■ EXERCISE
Set down all of the data that follows word for word, without the images.

[Stored entries]
• • • • • • •
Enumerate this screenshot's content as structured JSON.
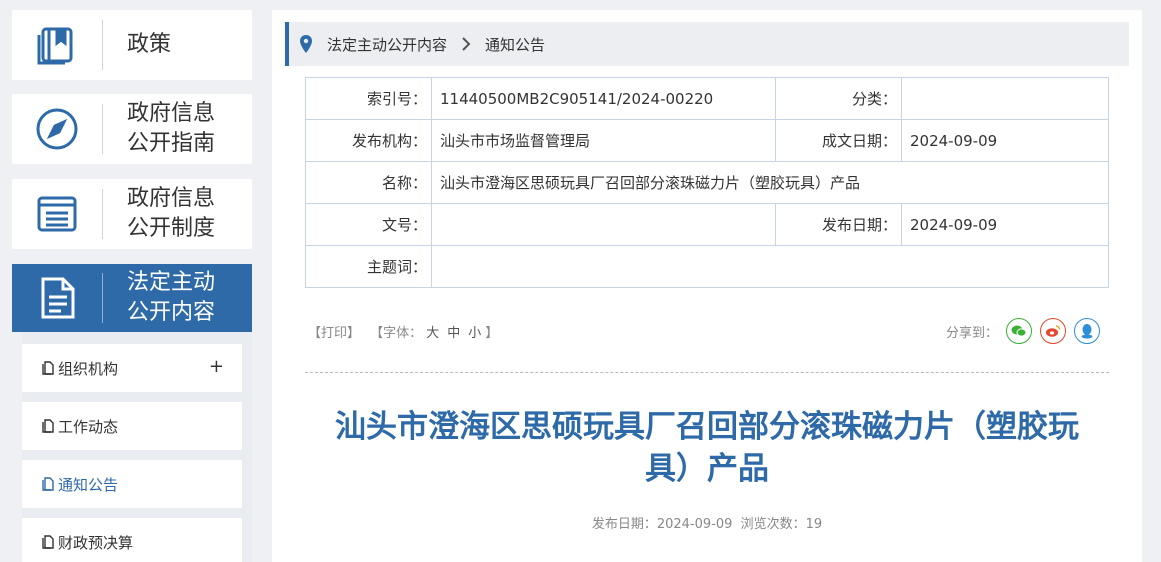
{
  "sidebar": {
    "menu": [
      {
        "label": "政策",
        "icon": "policy-book-icon"
      },
      {
        "label": "政府信息\n公开指南",
        "icon": "compass-icon"
      },
      {
        "label": "政府信息\n公开制度",
        "icon": "list-doc-icon"
      },
      {
        "label": "法定主动\n公开内容",
        "icon": "document-icon"
      }
    ],
    "sub_items": [
      {
        "label": "组织机构",
        "expand": "+"
      },
      {
        "label": "工作动态"
      },
      {
        "label": "通知公告"
      },
      {
        "label": "财政预决算"
      }
    ]
  },
  "breadcrumb": {
    "section": "法定主动公开内容",
    "current": "通知公告"
  },
  "info_table": {
    "index_label": "索引号：",
    "index_value": "11440500MB2C905141/2024-00220",
    "category_label": "分类：",
    "category_value": "",
    "publisher_label": "发布机构：",
    "publisher_value": "汕头市市场监督管理局",
    "written_date_label": "成文日期：",
    "written_date_value": "2024-09-09",
    "name_label": "名称：",
    "name_value": "汕头市澄海区思硕玩具厂召回部分滚珠磁力片（塑胶玩具）产品",
    "doc_no_label": "文号：",
    "doc_no_value": "",
    "publish_date_label": "发布日期：",
    "publish_date_value": "2024-09-09",
    "keywords_label": "主题词：",
    "keywords_value": ""
  },
  "tools": {
    "print": "【打印】",
    "font_prefix": "【字体：",
    "font_large": "大",
    "font_medium": "中",
    "font_small": "小",
    "font_suffix": "】"
  },
  "share": {
    "label": "分享到：",
    "colors": {
      "wechat": "#3cb034",
      "weibo": "#e6462c",
      "qq": "#2c8fd8"
    }
  },
  "article": {
    "title": "汕头市澄海区思硕玩具厂召回部分滚珠磁力片（塑胶玩具）产品",
    "meta": "发布日期：2024-09-09  浏览次数：19"
  },
  "colors": {
    "accent": "#2f6aa8"
  }
}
• • • • • • •
■ SOLUTION FOR THIS TASK
Enumerate this screenshot's content as structured JSON.
{
  "sidebar": {
    "menu": [
      {
        "label": "政策",
        "icon": "policy-book-icon"
      },
      {
        "label": "政府信息\n公开指南",
        "icon": "compass-icon"
      },
      {
        "label": "政府信息\n公开制度",
        "icon": "list-doc-icon"
      },
      {
        "label": "法定主动\n公开内容",
        "icon": "document-icon"
      }
    ],
    "sub_items": [
      {
        "label": "组织机构",
        "expand": "+"
      },
      {
        "label": "工作动态"
      },
      {
        "label": "通知公告"
      },
      {
        "label": "财政预决算"
      }
    ]
  },
  "breadcrumb": {
    "section": "法定主动公开内容",
    "current": "通知公告"
  },
  "info_table": {
    "index_label": "索引号：",
    "index_value": "11440500MB2C905141/2024-00220",
    "category_label": "分类：",
    "category_value": "",
    "publisher_label": "发布机构：",
    "publisher_value": "汕头市市场监督管理局",
    "written_date_label": "成文日期：",
    "written_date_value": "2024-09-09",
    "name_label": "名称：",
    "name_value": "汕头市澄海区思硕玩具厂召回部分滚珠磁力片（塑胶玩具）产品",
    "doc_no_label": "文号：",
    "doc_no_value": "",
    "publish_date_label": "发布日期：",
    "publish_date_value": "2024-09-09",
    "keywords_label": "主题词：",
    "keywords_value": ""
  },
  "tools": {
    "print": "【打印】",
    "font_prefix": "【字体：",
    "font_large": "大",
    "font_medium": "中",
    "font_small": "小",
    "font_suffix": "】"
  },
  "share": {
    "label": "分享到：",
    "colors": {
      "wechat": "#3cb034",
      "weibo": "#e6462c",
      "qq": "#2c8fd8"
    }
  },
  "article": {
    "title": "汕头市澄海区思硕玩具厂召回部分滚珠磁力片（塑胶玩具）产品",
    "meta": "发布日期：2024-09-09  浏览次数：19"
  },
  "colors": {
    "accent": "#2f6aa8"
  }
}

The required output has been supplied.